* _Records provided_
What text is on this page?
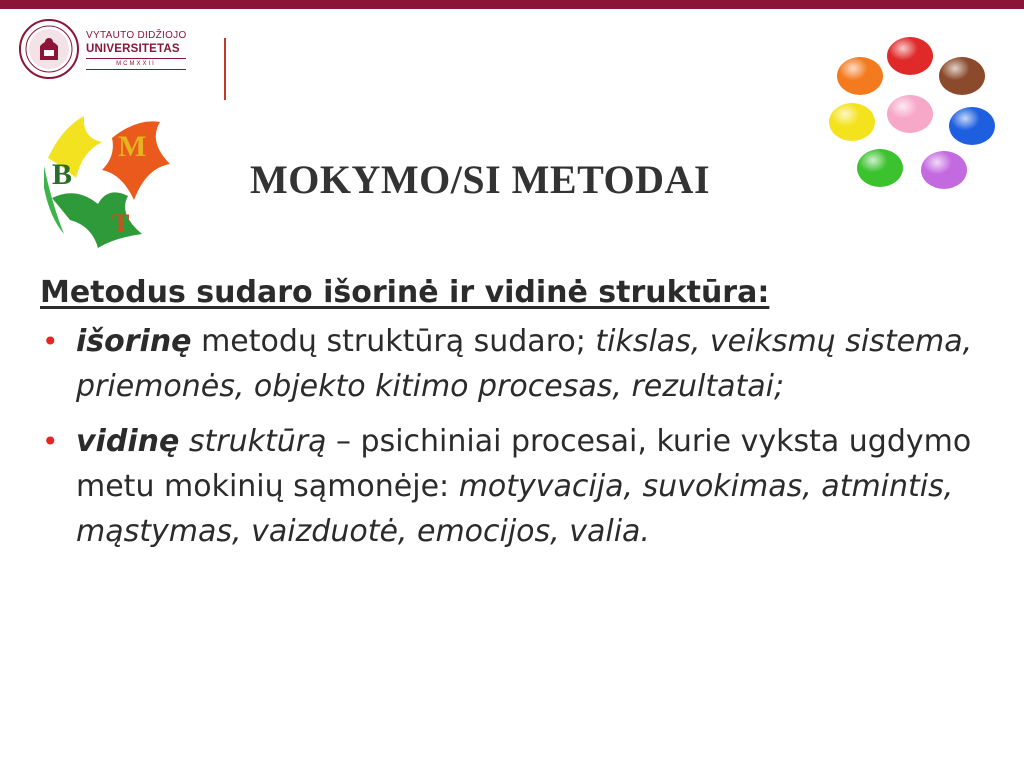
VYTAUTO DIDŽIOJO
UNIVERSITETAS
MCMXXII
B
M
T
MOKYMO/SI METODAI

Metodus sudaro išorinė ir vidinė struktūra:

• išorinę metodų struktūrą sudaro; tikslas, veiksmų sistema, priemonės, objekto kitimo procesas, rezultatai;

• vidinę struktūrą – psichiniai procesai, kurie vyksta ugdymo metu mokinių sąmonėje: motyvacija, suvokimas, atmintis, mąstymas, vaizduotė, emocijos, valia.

...

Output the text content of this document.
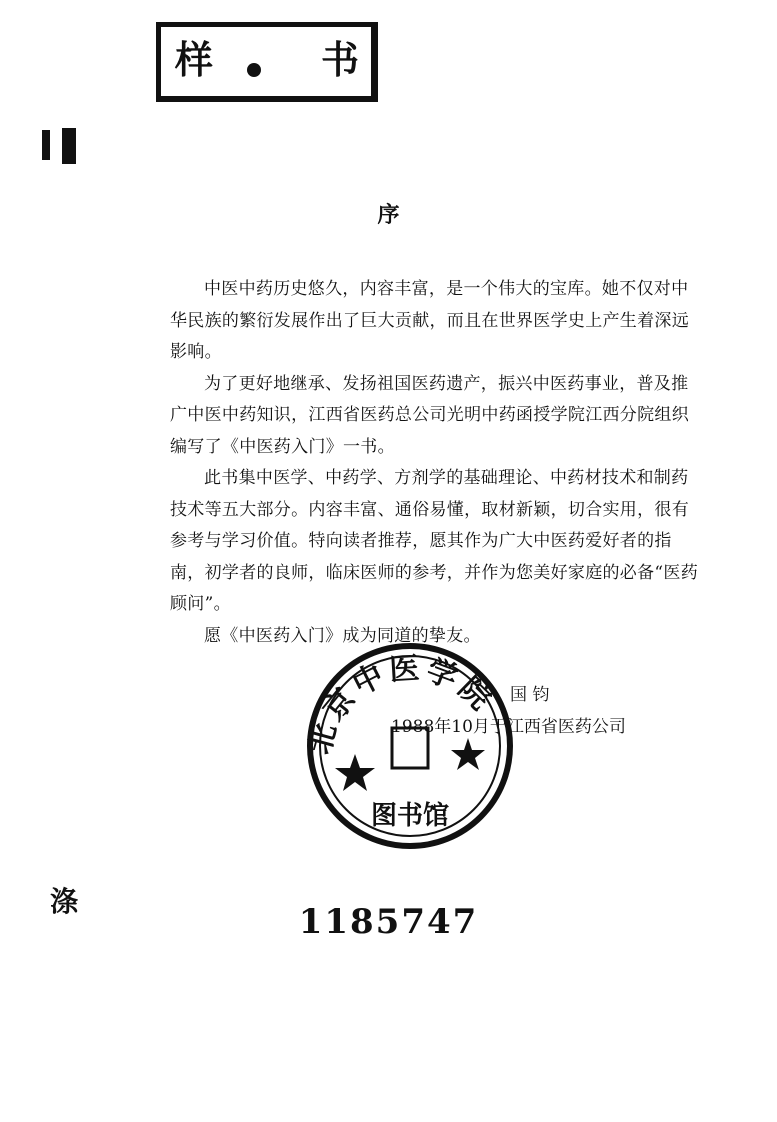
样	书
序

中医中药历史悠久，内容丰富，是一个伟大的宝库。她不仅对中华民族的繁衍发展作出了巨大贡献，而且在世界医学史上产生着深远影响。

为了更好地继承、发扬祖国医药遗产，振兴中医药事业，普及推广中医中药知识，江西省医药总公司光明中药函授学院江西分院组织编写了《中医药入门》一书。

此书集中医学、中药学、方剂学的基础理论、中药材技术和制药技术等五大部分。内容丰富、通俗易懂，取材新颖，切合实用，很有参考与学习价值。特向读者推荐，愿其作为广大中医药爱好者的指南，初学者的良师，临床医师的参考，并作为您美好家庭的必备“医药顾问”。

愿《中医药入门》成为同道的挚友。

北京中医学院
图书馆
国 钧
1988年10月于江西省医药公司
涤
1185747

--

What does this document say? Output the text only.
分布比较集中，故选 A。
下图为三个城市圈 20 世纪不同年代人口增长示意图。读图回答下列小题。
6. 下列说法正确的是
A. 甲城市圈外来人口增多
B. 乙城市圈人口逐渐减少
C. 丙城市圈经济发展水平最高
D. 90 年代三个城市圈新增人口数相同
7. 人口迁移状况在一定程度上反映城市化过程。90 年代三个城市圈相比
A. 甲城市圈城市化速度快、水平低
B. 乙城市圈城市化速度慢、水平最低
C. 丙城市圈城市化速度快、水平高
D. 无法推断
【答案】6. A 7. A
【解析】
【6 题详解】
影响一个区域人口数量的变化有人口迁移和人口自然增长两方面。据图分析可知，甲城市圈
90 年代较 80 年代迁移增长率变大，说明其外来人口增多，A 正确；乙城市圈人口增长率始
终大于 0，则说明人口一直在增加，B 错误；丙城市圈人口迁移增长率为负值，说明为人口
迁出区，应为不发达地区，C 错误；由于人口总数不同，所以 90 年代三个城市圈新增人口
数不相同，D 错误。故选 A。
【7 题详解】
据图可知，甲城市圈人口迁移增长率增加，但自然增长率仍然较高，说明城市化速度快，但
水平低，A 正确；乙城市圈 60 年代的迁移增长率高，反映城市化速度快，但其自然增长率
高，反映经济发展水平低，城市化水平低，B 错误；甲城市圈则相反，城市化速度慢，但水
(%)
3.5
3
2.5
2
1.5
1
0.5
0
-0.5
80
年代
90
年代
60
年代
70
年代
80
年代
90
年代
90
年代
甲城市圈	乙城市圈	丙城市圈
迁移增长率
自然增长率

* _Work to do_
Return all lines with the word "中医药入门" in them.

* _Response below_
为了更好地继承、发扬祖国医药遗产，振兴中医药事业，普及推广中医中药知识，江西省医药总公司光明中药函授学院江西分院组织编写了《中医药入门》一书。
愿《中医药入门》成为同道的挚友。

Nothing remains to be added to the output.